## Directions
Select, from the material below, each line with "TradeWave" in it.

[Entries with figure data]
########

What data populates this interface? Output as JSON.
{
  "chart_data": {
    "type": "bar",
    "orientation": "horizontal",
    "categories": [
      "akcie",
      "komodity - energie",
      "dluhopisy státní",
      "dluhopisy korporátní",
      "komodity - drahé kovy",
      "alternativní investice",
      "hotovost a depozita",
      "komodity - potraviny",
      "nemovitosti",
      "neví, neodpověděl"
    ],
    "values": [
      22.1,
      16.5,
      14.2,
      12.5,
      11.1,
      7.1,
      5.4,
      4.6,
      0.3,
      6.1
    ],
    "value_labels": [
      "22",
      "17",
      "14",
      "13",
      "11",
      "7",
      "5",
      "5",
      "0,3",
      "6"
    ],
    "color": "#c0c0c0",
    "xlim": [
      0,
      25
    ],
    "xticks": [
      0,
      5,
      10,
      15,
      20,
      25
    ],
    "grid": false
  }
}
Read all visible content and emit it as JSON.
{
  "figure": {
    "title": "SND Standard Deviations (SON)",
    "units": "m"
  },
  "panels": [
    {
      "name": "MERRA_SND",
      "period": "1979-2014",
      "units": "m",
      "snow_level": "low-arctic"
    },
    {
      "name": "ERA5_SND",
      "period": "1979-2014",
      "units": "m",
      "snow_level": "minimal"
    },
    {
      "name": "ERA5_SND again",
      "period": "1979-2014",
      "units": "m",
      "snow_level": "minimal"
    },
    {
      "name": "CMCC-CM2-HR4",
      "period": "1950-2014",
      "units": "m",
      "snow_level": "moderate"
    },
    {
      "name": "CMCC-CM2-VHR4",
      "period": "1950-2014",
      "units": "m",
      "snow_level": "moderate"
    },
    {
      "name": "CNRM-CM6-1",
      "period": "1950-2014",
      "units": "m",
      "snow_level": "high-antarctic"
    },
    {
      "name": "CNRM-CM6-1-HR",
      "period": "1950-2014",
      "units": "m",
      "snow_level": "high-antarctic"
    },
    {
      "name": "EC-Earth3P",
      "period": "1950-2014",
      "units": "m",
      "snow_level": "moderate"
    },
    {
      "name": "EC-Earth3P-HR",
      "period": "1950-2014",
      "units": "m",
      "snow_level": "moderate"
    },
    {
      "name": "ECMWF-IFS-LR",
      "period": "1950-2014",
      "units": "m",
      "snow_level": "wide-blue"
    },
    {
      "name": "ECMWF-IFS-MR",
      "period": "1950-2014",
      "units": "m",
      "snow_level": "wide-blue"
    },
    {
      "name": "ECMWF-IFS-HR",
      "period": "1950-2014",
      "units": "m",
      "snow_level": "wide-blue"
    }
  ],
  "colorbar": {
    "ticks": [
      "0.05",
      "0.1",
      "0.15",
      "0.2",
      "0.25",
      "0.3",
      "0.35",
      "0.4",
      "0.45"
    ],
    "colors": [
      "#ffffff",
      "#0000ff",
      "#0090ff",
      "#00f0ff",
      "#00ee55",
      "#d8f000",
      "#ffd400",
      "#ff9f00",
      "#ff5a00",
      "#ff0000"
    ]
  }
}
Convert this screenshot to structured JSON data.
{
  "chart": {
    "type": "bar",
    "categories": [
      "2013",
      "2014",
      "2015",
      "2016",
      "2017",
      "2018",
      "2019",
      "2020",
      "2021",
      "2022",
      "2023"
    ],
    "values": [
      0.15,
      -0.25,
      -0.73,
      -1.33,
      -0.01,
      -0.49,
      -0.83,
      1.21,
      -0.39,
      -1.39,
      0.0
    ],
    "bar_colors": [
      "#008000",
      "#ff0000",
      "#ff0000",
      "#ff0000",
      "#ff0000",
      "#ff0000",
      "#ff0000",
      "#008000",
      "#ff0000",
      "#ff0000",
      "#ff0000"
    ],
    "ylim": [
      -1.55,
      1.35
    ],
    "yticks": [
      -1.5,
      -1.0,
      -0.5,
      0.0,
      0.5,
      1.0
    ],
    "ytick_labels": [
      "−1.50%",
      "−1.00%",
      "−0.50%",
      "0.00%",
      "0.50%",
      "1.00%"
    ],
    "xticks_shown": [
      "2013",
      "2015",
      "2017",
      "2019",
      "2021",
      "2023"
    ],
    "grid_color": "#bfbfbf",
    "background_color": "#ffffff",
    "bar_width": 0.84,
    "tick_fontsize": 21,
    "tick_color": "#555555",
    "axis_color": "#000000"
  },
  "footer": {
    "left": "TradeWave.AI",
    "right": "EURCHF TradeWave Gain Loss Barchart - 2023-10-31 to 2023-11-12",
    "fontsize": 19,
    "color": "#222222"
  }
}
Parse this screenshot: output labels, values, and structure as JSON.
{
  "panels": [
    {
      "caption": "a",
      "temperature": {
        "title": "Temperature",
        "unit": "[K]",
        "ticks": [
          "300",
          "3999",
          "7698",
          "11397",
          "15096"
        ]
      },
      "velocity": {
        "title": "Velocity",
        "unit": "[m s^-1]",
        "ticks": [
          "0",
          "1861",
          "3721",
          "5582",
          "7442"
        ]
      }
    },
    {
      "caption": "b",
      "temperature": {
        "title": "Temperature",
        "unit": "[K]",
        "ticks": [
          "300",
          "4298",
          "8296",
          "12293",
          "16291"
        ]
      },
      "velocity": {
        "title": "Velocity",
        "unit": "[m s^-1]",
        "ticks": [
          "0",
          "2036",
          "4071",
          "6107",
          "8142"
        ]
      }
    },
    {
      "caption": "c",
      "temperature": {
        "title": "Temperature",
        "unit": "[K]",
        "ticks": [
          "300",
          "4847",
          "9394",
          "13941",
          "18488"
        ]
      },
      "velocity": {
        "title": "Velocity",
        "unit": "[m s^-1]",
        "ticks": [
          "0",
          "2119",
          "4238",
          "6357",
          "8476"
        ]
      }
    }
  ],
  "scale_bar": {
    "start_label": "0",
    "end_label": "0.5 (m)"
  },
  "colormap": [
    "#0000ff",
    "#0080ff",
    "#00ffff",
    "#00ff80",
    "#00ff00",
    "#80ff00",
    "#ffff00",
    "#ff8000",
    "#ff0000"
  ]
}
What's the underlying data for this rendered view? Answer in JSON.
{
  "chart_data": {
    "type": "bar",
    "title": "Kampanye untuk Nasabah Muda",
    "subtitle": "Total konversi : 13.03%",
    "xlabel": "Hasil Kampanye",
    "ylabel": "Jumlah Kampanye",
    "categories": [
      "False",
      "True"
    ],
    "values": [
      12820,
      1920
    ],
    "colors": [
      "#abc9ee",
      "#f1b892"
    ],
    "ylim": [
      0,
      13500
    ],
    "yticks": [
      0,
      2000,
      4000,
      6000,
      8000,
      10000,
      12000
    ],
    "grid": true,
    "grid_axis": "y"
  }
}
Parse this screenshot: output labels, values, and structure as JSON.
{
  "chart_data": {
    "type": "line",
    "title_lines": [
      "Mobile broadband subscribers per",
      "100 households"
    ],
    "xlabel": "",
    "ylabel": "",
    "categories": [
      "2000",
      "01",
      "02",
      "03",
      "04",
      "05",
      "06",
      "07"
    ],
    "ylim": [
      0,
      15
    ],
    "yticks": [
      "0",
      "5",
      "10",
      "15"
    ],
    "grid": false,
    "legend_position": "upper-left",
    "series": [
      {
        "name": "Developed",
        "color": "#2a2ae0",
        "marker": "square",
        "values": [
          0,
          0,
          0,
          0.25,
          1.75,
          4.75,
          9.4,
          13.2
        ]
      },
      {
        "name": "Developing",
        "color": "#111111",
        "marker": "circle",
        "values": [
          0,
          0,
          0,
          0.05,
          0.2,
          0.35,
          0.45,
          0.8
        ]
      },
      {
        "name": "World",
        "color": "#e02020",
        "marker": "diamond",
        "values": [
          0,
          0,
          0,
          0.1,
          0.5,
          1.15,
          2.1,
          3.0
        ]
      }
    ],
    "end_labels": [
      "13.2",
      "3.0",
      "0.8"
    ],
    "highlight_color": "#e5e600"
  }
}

########

## Full response
    "left": "TradeWave.AI",
    "right": "EURCHF TradeWave Gain Loss Barchart - 2023-10-31 to 2023-11-12",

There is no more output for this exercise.